• [Aim] Give only one thing: the number of lines that include the word "into".

>> begin Listing

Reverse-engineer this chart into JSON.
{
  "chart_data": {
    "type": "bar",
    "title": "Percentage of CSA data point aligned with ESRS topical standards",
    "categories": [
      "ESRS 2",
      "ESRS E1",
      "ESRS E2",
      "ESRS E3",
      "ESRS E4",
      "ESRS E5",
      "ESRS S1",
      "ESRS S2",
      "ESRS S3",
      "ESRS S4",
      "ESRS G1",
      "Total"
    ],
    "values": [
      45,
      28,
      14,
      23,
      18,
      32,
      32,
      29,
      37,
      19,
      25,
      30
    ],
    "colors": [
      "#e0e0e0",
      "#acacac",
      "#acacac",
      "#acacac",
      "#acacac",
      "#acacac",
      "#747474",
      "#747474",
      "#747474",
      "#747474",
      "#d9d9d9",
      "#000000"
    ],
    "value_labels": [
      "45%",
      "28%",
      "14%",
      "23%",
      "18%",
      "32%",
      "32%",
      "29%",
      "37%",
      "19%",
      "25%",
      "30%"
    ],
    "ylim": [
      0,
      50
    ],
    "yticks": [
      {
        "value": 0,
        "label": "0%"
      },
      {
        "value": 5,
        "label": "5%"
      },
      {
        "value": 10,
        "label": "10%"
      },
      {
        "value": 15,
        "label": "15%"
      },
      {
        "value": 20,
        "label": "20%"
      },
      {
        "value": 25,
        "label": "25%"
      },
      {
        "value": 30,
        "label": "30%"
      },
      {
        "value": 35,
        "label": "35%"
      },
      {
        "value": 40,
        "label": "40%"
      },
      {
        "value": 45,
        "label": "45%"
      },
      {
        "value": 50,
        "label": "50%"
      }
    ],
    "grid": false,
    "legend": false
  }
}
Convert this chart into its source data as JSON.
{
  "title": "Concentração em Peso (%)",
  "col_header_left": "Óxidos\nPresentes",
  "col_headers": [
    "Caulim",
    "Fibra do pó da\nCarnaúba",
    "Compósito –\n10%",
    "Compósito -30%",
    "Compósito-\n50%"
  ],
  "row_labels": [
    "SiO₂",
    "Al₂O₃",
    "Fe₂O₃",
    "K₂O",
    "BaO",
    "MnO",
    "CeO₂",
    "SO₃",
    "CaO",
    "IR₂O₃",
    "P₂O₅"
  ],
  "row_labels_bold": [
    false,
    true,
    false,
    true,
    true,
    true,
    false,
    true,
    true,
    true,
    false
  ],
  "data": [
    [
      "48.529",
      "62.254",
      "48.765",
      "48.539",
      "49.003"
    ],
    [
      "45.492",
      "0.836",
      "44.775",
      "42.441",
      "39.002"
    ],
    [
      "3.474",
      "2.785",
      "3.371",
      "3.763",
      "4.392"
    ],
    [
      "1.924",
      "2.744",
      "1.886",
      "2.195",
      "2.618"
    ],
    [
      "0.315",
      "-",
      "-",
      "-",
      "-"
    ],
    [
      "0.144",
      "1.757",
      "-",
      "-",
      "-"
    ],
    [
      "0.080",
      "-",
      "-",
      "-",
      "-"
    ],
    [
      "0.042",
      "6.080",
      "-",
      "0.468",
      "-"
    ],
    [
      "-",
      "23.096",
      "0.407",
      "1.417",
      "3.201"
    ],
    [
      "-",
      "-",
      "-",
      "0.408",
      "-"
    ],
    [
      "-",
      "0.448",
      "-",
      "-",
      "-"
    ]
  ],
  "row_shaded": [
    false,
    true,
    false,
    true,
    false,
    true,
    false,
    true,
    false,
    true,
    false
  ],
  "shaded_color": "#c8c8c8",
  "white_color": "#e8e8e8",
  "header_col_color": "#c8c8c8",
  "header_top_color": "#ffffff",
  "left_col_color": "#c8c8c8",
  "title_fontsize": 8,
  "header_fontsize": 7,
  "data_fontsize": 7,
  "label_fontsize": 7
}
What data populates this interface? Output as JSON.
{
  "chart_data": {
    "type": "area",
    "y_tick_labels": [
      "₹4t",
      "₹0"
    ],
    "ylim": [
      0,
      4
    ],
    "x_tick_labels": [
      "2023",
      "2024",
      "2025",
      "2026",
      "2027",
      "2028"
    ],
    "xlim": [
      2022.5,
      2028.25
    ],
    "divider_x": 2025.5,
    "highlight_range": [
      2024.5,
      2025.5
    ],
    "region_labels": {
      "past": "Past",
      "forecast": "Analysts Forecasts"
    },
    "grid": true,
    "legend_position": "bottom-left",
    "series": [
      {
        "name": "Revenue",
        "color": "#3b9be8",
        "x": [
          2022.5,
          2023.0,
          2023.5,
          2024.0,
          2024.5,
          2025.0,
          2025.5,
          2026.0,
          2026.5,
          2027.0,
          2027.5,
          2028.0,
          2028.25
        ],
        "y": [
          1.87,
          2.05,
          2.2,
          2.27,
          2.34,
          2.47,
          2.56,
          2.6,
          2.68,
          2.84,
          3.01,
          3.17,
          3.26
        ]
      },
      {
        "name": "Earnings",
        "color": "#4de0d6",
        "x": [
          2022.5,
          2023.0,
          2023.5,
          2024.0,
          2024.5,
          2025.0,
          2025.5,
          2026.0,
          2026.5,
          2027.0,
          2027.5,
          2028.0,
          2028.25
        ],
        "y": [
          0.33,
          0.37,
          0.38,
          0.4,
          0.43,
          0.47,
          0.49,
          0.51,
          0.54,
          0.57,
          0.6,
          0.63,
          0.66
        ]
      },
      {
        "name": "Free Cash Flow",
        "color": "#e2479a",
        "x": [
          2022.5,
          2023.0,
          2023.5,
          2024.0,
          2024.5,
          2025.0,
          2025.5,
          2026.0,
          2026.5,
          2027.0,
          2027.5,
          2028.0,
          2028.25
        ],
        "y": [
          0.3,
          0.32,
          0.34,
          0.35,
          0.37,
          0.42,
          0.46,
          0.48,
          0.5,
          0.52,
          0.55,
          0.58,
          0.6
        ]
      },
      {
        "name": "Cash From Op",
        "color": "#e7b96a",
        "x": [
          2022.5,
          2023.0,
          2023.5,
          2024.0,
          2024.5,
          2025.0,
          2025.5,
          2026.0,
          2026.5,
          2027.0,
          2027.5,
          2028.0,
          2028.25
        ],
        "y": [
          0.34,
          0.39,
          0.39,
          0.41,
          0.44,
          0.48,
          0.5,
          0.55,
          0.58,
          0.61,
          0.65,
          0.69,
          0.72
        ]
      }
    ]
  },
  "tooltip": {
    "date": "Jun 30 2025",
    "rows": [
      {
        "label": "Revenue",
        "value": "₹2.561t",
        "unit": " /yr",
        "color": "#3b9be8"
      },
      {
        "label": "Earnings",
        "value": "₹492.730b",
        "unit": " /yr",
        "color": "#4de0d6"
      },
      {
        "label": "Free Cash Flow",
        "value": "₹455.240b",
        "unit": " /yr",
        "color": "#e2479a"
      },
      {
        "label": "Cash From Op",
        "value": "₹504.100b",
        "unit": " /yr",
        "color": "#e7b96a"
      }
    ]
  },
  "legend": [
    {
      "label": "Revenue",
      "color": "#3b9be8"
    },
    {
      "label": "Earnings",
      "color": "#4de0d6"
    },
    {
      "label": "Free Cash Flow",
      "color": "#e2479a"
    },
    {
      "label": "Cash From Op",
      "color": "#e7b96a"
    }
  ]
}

>> end Listing

• [Solved exercise] 2